From the listing that follows, output everything exactly except the pictures.

__________________________________________________

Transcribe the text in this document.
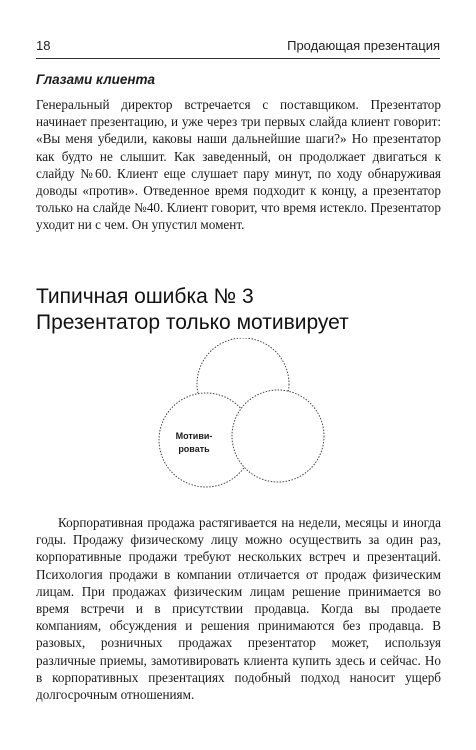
18	Продающая презентация
Глазами клиента

Генеральный директор встречается с поставщиком. Презентатор начинает презентацию, и уже через три первых слайда клиент говорит: «Вы меня убедили, каковы наши дальнейшие шаги?» Но презентатор как будто не слышит. Как заведенный, он продолжает двигаться к слайду №60. Клиент еще слушает пару минут, по ходу обнаруживая доводы «против». Отведенное время подходит к концу, а презентатор только на слайде №40. Клиент говорит, что время истекло. Презентатор уходит ни с чем. Он упустил момент.

Типичная ошибка № 3
Презентатор только мотивирует
Мотиви-
ровать

Корпоративная продажа растягивается на недели, месяцы и иногда годы. Продажу физическому лицу можно осуществить за один раз, корпоративные продажи требуют нескольких встреч и презентаций. Психология продажи в компании отличается от продаж физическим лицам. При продажах физическим лицам решение принимается во время встречи и в присутствии продавца. Когда вы продаете компаниям, обсуждения и решения принимаются без продавца. В разовых, розничных продажах презентатор может, используя различные приемы, замотивировать клиента купить здесь и сейчас. Но в корпоративных презентациях подобный подход наносит ущерб долгосрочным отношениям.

__________________________________________________

#### SOLVED PROBLEM:
Transcribe the text in this document.
18	Продающая презентация
Глазами клиента

Генеральный директор встречается с поставщиком. Презентатор начинает презентацию, и уже через три первых слайда клиент говорит: «Вы меня убедили, каковы наши дальнейшие шаги?» Но презентатор как будто не слышит. Как заведенный, он продолжает двигаться к слайду №60. Клиент еще слушает пару минут, по ходу обнаруживая доводы «против». Отведенное время подходит к концу, а презентатор только на слайде №40. Клиент говорит, что время истекло. Презентатор уходит ни с чем. Он упустил момент.

Типичная ошибка № 3
Презентатор только мотивирует
Мотиви-
ровать

Корпоративная продажа растягивается на недели, месяцы и иногда годы. Продажу физическому лицу можно осуществить за один раз, корпоративные продажи требуют нескольких встреч и презентаций. Психология продажи в компании отличается от продаж физическим лицам. При продажах физическим лицам решение принимается во время встречи и в присутствии продавца. Когда вы продаете компаниям, обсуждения и решения принимаются без продавца. В разовых, розничных продажах презентатор может, используя различные приемы, замотивировать клиента купить здесь и сейчас. Но в корпоративных презентациях подобный подход наносит ущерб долгосрочным отношениям.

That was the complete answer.